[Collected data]

(begin)

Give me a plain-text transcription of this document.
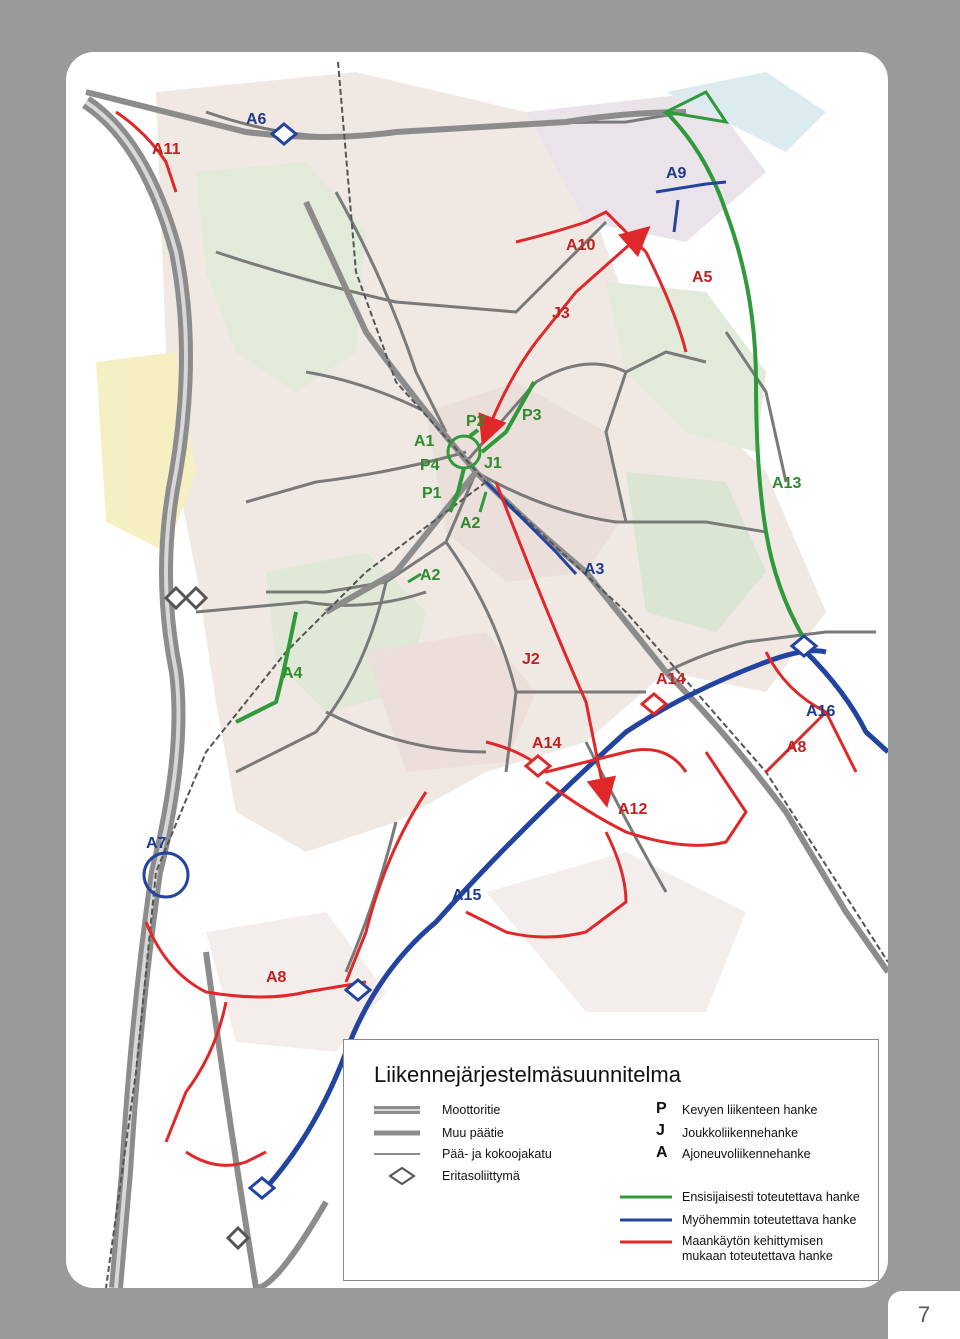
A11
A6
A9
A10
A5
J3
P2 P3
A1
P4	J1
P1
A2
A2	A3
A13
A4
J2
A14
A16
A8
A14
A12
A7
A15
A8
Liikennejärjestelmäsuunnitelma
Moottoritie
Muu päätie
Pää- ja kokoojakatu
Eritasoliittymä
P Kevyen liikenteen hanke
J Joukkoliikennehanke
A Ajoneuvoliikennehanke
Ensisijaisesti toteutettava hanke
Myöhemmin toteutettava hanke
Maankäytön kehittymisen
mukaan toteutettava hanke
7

(end)
(begin)

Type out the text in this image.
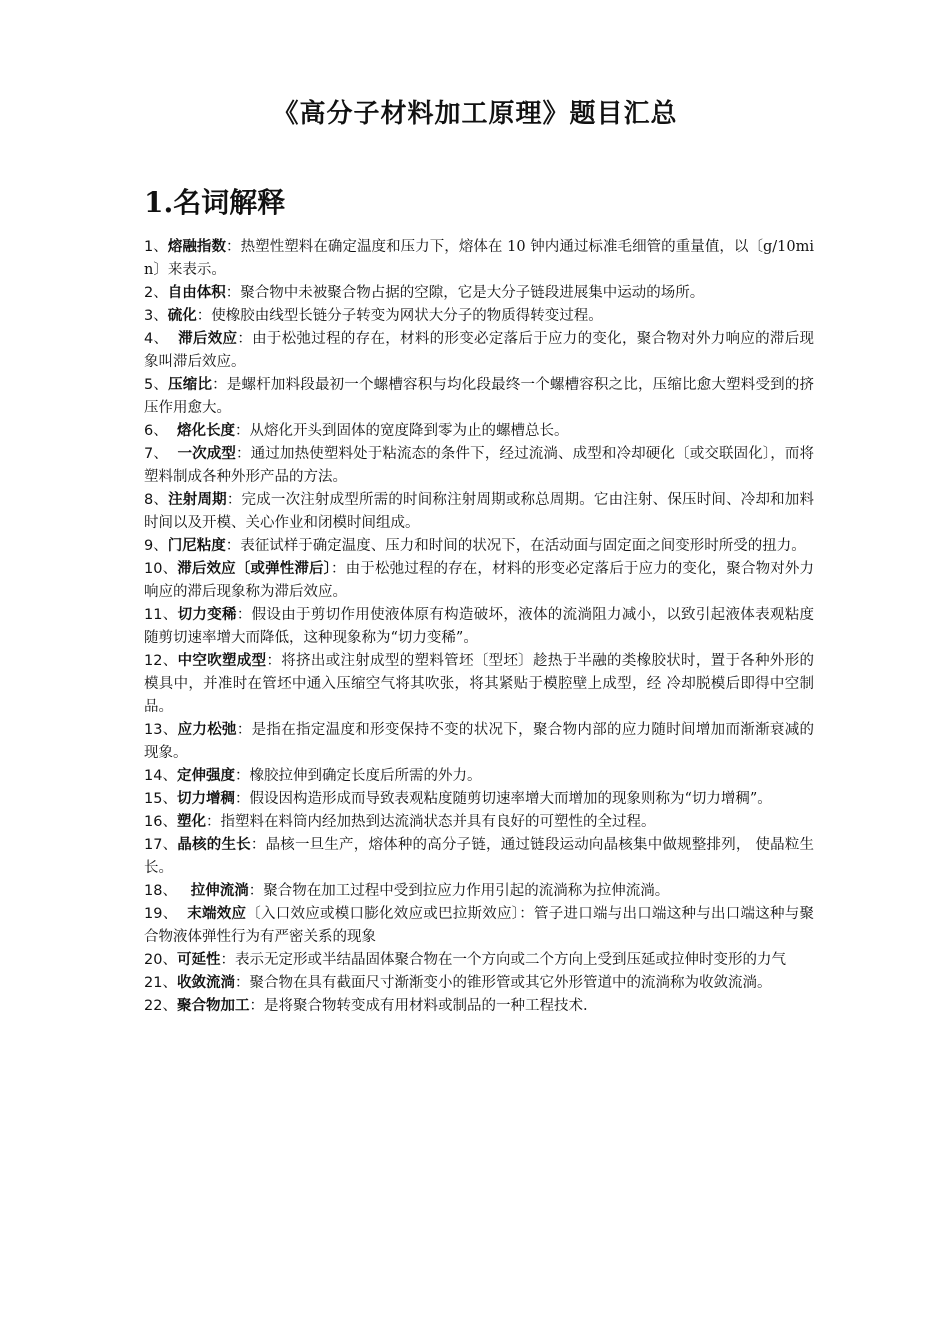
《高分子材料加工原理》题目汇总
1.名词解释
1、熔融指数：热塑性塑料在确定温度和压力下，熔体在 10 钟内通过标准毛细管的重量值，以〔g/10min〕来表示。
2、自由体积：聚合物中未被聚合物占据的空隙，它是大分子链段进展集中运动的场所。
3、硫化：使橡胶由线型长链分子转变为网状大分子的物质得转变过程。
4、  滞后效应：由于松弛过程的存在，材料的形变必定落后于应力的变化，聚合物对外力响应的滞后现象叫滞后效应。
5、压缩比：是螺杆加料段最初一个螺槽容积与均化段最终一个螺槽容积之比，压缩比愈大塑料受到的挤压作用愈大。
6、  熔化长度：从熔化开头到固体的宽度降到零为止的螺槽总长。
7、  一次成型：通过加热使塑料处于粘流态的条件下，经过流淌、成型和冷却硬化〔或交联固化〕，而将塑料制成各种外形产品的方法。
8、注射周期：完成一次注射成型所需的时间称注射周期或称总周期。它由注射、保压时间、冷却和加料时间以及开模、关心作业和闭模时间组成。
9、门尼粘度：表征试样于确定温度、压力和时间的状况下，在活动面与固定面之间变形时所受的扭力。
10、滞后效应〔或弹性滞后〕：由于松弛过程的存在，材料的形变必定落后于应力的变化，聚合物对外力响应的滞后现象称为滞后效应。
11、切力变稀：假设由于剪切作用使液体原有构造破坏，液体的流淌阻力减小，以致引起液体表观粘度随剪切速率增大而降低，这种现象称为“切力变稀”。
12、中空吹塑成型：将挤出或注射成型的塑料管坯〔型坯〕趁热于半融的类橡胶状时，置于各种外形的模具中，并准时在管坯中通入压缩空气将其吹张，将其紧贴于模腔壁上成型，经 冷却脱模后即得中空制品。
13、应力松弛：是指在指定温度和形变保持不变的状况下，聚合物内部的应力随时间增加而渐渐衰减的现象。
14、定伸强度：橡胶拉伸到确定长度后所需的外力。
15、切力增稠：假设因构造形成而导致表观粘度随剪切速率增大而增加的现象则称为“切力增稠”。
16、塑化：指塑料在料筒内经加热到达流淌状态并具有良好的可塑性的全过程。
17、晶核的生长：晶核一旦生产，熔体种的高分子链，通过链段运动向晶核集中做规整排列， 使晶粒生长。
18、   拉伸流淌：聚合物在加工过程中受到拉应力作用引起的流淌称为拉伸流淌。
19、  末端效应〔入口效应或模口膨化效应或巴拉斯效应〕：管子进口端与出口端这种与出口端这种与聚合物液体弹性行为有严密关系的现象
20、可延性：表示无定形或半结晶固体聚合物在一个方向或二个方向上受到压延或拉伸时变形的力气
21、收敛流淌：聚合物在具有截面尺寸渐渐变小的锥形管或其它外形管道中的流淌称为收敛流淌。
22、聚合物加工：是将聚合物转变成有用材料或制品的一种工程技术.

(end)

Pull every line containing "滞后效应" from the data.

Complete output:
4、  滞后效应：由于松弛过程的存在，材料的形变必定落后于应力的变化，聚合物对外力响应的滞后现象叫滞后效应。
10、滞后效应〔或弹性滞后〕：由于松弛过程的存在，材料的形变必定落后于应力的变化，聚合物对外力响应的滞后现象称为滞后效应。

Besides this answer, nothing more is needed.